TASK INSTRUCTIONS: Check every line of the entries for "banner", and copy the lines that hold it.

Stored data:
## START

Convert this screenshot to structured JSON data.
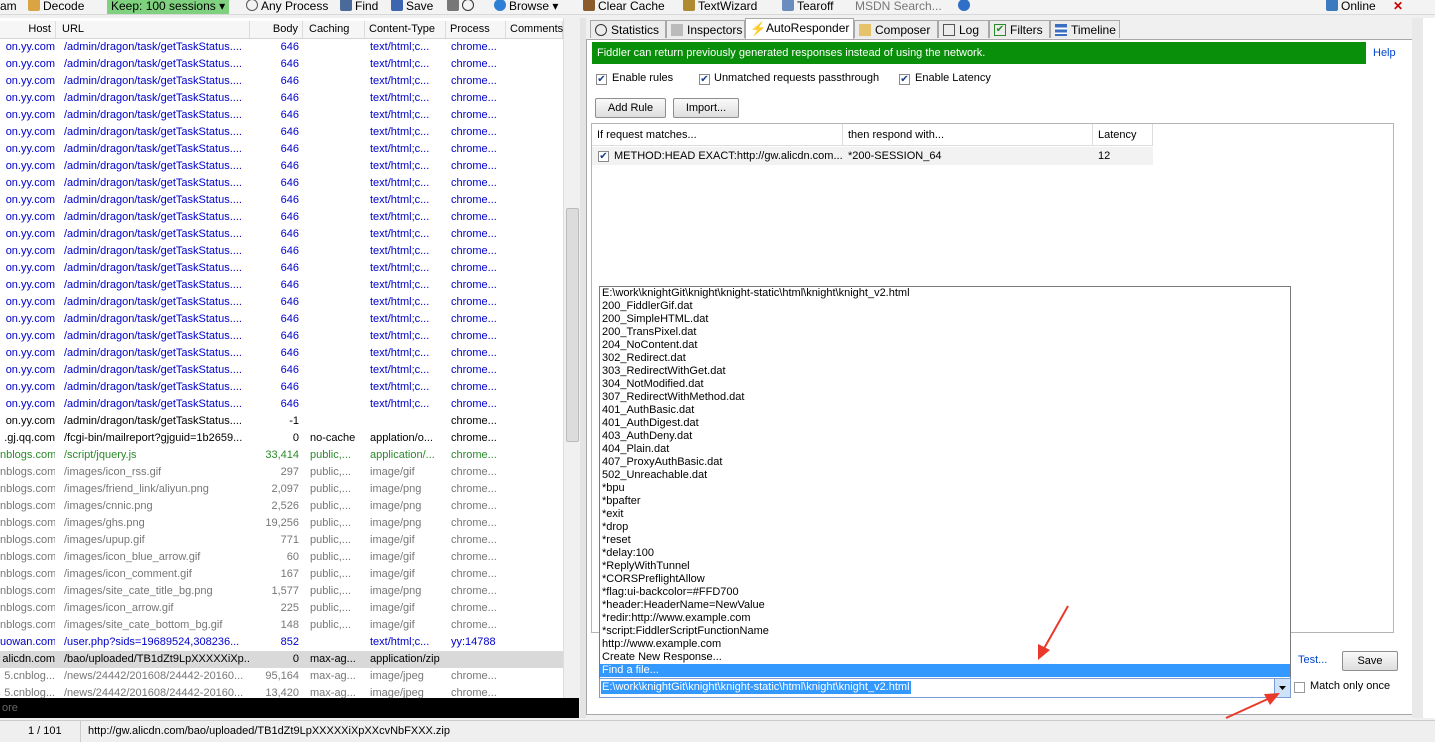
{
  "toolbar": {
    "items": [
      "am",
      "Decode",
      "Keep: 100 sessions",
      "Any Process",
      "Find",
      "Save",
      "Browse",
      "Clear Cache",
      "TextWizard",
      "Tearoff",
      "MSDN Search...",
      "Online"
    ]
  },
  "sessions": {
    "columns": [
      "Host",
      "URL",
      "Body",
      "Caching",
      "Content-Type",
      "Process",
      "Comments"
    ],
    "rows": [
      {
        "host": "on.yy.com",
        "url": "/admin/dragon/task/getTaskStatus....",
        "body": "646",
        "caching": "",
        "ct": "text/html;c...",
        "proc": "chrome...",
        "color": "blue"
      },
      {
        "host": "on.yy.com",
        "url": "/admin/dragon/task/getTaskStatus....",
        "body": "646",
        "caching": "",
        "ct": "text/html;c...",
        "proc": "chrome...",
        "color": "blue"
      },
      {
        "host": "on.yy.com",
        "url": "/admin/dragon/task/getTaskStatus....",
        "body": "646",
        "caching": "",
        "ct": "text/html;c...",
        "proc": "chrome...",
        "color": "blue"
      },
      {
        "host": "on.yy.com",
        "url": "/admin/dragon/task/getTaskStatus....",
        "body": "646",
        "caching": "",
        "ct": "text/html;c...",
        "proc": "chrome...",
        "color": "blue"
      },
      {
        "host": "on.yy.com",
        "url": "/admin/dragon/task/getTaskStatus....",
        "body": "646",
        "caching": "",
        "ct": "text/html;c...",
        "proc": "chrome...",
        "color": "blue"
      },
      {
        "host": "on.yy.com",
        "url": "/admin/dragon/task/getTaskStatus....",
        "body": "646",
        "caching": "",
        "ct": "text/html;c...",
        "proc": "chrome...",
        "color": "blue"
      },
      {
        "host": "on.yy.com",
        "url": "/admin/dragon/task/getTaskStatus....",
        "body": "646",
        "caching": "",
        "ct": "text/html;c...",
        "proc": "chrome...",
        "color": "blue"
      },
      {
        "host": "on.yy.com",
        "url": "/admin/dragon/task/getTaskStatus....",
        "body": "646",
        "caching": "",
        "ct": "text/html;c...",
        "proc": "chrome...",
        "color": "blue"
      },
      {
        "host": "on.yy.com",
        "url": "/admin/dragon/task/getTaskStatus....",
        "body": "646",
        "caching": "",
        "ct": "text/html;c...",
        "proc": "chrome...",
        "color": "blue"
      },
      {
        "host": "on.yy.com",
        "url": "/admin/dragon/task/getTaskStatus....",
        "body": "646",
        "caching": "",
        "ct": "text/html;c...",
        "proc": "chrome...",
        "color": "blue"
      },
      {
        "host": "on.yy.com",
        "url": "/admin/dragon/task/getTaskStatus....",
        "body": "646",
        "caching": "",
        "ct": "text/html;c...",
        "proc": "chrome...",
        "color": "blue"
      },
      {
        "host": "on.yy.com",
        "url": "/admin/dragon/task/getTaskStatus....",
        "body": "646",
        "caching": "",
        "ct": "text/html;c...",
        "proc": "chrome...",
        "color": "blue"
      },
      {
        "host": "on.yy.com",
        "url": "/admin/dragon/task/getTaskStatus....",
        "body": "646",
        "caching": "",
        "ct": "text/html;c...",
        "proc": "chrome...",
        "color": "blue"
      },
      {
        "host": "on.yy.com",
        "url": "/admin/dragon/task/getTaskStatus....",
        "body": "646",
        "caching": "",
        "ct": "text/html;c...",
        "proc": "chrome...",
        "color": "blue"
      },
      {
        "host": "on.yy.com",
        "url": "/admin/dragon/task/getTaskStatus....",
        "body": "646",
        "caching": "",
        "ct": "text/html;c...",
        "proc": "chrome...",
        "color": "blue"
      },
      {
        "host": "on.yy.com",
        "url": "/admin/dragon/task/getTaskStatus....",
        "body": "646",
        "caching": "",
        "ct": "text/html;c...",
        "proc": "chrome...",
        "color": "blue"
      },
      {
        "host": "on.yy.com",
        "url": "/admin/dragon/task/getTaskStatus....",
        "body": "646",
        "caching": "",
        "ct": "text/html;c...",
        "proc": "chrome...",
        "color": "blue"
      },
      {
        "host": "on.yy.com",
        "url": "/admin/dragon/task/getTaskStatus....",
        "body": "646",
        "caching": "",
        "ct": "text/html;c...",
        "proc": "chrome...",
        "color": "blue"
      },
      {
        "host": "on.yy.com",
        "url": "/admin/dragon/task/getTaskStatus....",
        "body": "646",
        "caching": "",
        "ct": "text/html;c...",
        "proc": "chrome...",
        "color": "blue"
      },
      {
        "host": "on.yy.com",
        "url": "/admin/dragon/task/getTaskStatus....",
        "body": "646",
        "caching": "",
        "ct": "text/html;c...",
        "proc": "chrome...",
        "color": "blue"
      },
      {
        "host": "on.yy.com",
        "url": "/admin/dragon/task/getTaskStatus....",
        "body": "646",
        "caching": "",
        "ct": "text/html;c...",
        "proc": "chrome...",
        "color": "blue"
      },
      {
        "host": "on.yy.com",
        "url": "/admin/dragon/task/getTaskStatus....",
        "body": "646",
        "caching": "",
        "ct": "text/html;c...",
        "proc": "chrome...",
        "color": "blue"
      },
      {
        "host": "on.yy.com",
        "url": "/admin/dragon/task/getTaskStatus....",
        "body": "-1",
        "caching": "",
        "ct": "",
        "proc": "chrome...",
        "color": "black"
      },
      {
        "host": ".gj.qq.com",
        "url": "/fcgi-bin/mailreport?gjguid=1b2659...",
        "body": "0",
        "caching": "no-cache",
        "ct": "applation/o...",
        "proc": "chrome...",
        "color": "black"
      },
      {
        "host": "nblogs.com",
        "url": "/script/jquery.js",
        "body": "33,414",
        "caching": "public,...",
        "ct": "application/...",
        "proc": "chrome...",
        "color": "green"
      },
      {
        "host": "nblogs.com",
        "url": "/images/icon_rss.gif",
        "body": "297",
        "caching": "public,...",
        "ct": "image/gif",
        "proc": "chrome...",
        "color": "gray"
      },
      {
        "host": "nblogs.com",
        "url": "/images/friend_link/aliyun.png",
        "body": "2,097",
        "caching": "public,...",
        "ct": "image/png",
        "proc": "chrome...",
        "color": "gray"
      },
      {
        "host": "nblogs.com",
        "url": "/images/cnnic.png",
        "body": "2,526",
        "caching": "public,...",
        "ct": "image/png",
        "proc": "chrome...",
        "color": "gray"
      },
      {
        "host": "nblogs.com",
        "url": "/images/ghs.png",
        "body": "19,256",
        "caching": "public,...",
        "ct": "image/png",
        "proc": "chrome...",
        "color": "gray"
      },
      {
        "host": "nblogs.com",
        "url": "/images/upup.gif",
        "body": "771",
        "caching": "public,...",
        "ct": "image/gif",
        "proc": "chrome...",
        "color": "gray"
      },
      {
        "host": "nblogs.com",
        "url": "/images/icon_blue_arrow.gif",
        "body": "60",
        "caching": "public,...",
        "ct": "image/gif",
        "proc": "chrome...",
        "color": "gray"
      },
      {
        "host": "nblogs.com",
        "url": "/images/icon_comment.gif",
        "body": "167",
        "caching": "public,...",
        "ct": "image/gif",
        "proc": "chrome...",
        "color": "gray"
      },
      {
        "host": "nblogs.com",
        "url": "/images/site_cate_title_bg.png",
        "body": "1,577",
        "caching": "public,...",
        "ct": "image/png",
        "proc": "chrome...",
        "color": "gray"
      },
      {
        "host": "nblogs.com",
        "url": "/images/icon_arrow.gif",
        "body": "225",
        "caching": "public,...",
        "ct": "image/gif",
        "proc": "chrome...",
        "color": "gray"
      },
      {
        "host": "nblogs.com",
        "url": "/images/site_cate_bottom_bg.gif",
        "body": "148",
        "caching": "public,...",
        "ct": "image/gif",
        "proc": "chrome...",
        "color": "gray"
      },
      {
        "host": "uowan.com",
        "url": "/user.php?sids=19689524,308236...",
        "body": "852",
        "caching": "",
        "ct": "text/html;c...",
        "proc": "yy:14788",
        "color": "blue"
      },
      {
        "host": "alicdn.com",
        "url": "/bao/uploaded/TB1dZt9LpXXXXXiXp...",
        "body": "0",
        "caching": "max-ag...",
        "ct": "application/zip",
        "proc": "",
        "color": "black",
        "selected": true
      },
      {
        "host": "5.cnblog...",
        "url": "/news/24442/201608/24442-20160...",
        "body": "95,164",
        "caching": "max-ag...",
        "ct": "image/jpeg",
        "proc": "chrome...",
        "color": "gray"
      },
      {
        "host": "5.cnblog...",
        "url": "/news/24442/201608/24442-20160...",
        "body": "13,420",
        "caching": "max-ag...",
        "ct": "image/jpeg",
        "proc": "chrome...",
        "color": "gray"
      }
    ]
  },
  "quickexec": {
    "placeholder": "ore"
  },
  "status": {
    "count": "1 / 101",
    "url": "http://gw.alicdn.com/bao/uploaded/TB1dZt9LpXXXXXiXpXXcvNbFXXX.zip"
  },
  "tabs": [
    "Statistics",
    "Inspectors",
    "AutoResponder",
    "Composer",
    "Log",
    "Filters",
    "Timeline"
  ],
  "autoresponder": {
    "banner": "Fiddler can return previously generated responses instead of using the network.",
    "help": "Help",
    "options": [
      "Enable rules",
      "Unmatched requests passthrough",
      "Enable Latency"
    ],
    "add_rule": "Add Rule",
    "import": "Import...",
    "columns": [
      "If request matches...",
      "then respond with...",
      "Latency"
    ],
    "rule": {
      "match": "METHOD:HEAD EXACT:http://gw.alicdn.com...",
      "respond": "*200-SESSION_64",
      "latency": "12"
    },
    "responses": [
      "E:\\work\\knightGit\\knight\\knight-static\\html\\knight\\knight_v2.html",
      "200_FiddlerGif.dat",
      "200_SimpleHTML.dat",
      "200_TransPixel.dat",
      "204_NoContent.dat",
      "302_Redirect.dat",
      "303_RedirectWithGet.dat",
      "304_NotModified.dat",
      "307_RedirectWithMethod.dat",
      "401_AuthBasic.dat",
      "401_AuthDigest.dat",
      "403_AuthDeny.dat",
      "404_Plain.dat",
      "407_ProxyAuthBasic.dat",
      "502_Unreachable.dat",
      "*bpu",
      "*bpafter",
      "*exit",
      "*drop",
      "*reset",
      "*delay:100",
      "*ReplyWithTunnel",
      "*CORSPreflightAllow",
      "*flag:ui-backcolor=#FFD700",
      "*header:HeaderName=NewValue",
      "*redir:http://www.example.com",
      "*script:FiddlerScriptFunctionName",
      "http://www.example.com",
      "Create New Response...",
      "Find a file..."
    ],
    "combo_value": "E:\\work\\knightGit\\knight\\knight-static\\html\\knight\\knight_v2.html",
    "test": "Test...",
    "save": "Save",
    "match_once": "Match only once"
  },
  "colors": {
    "banner": "#0a8f0a",
    "highlight": "#3399ff",
    "annotation": "#e8392a"
  }
}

## END

ANSWER TO THE EXERCISE:
    "banner": "Fiddler can return previously generated responses instead of using the network.",
    "banner": "#0a8f0a",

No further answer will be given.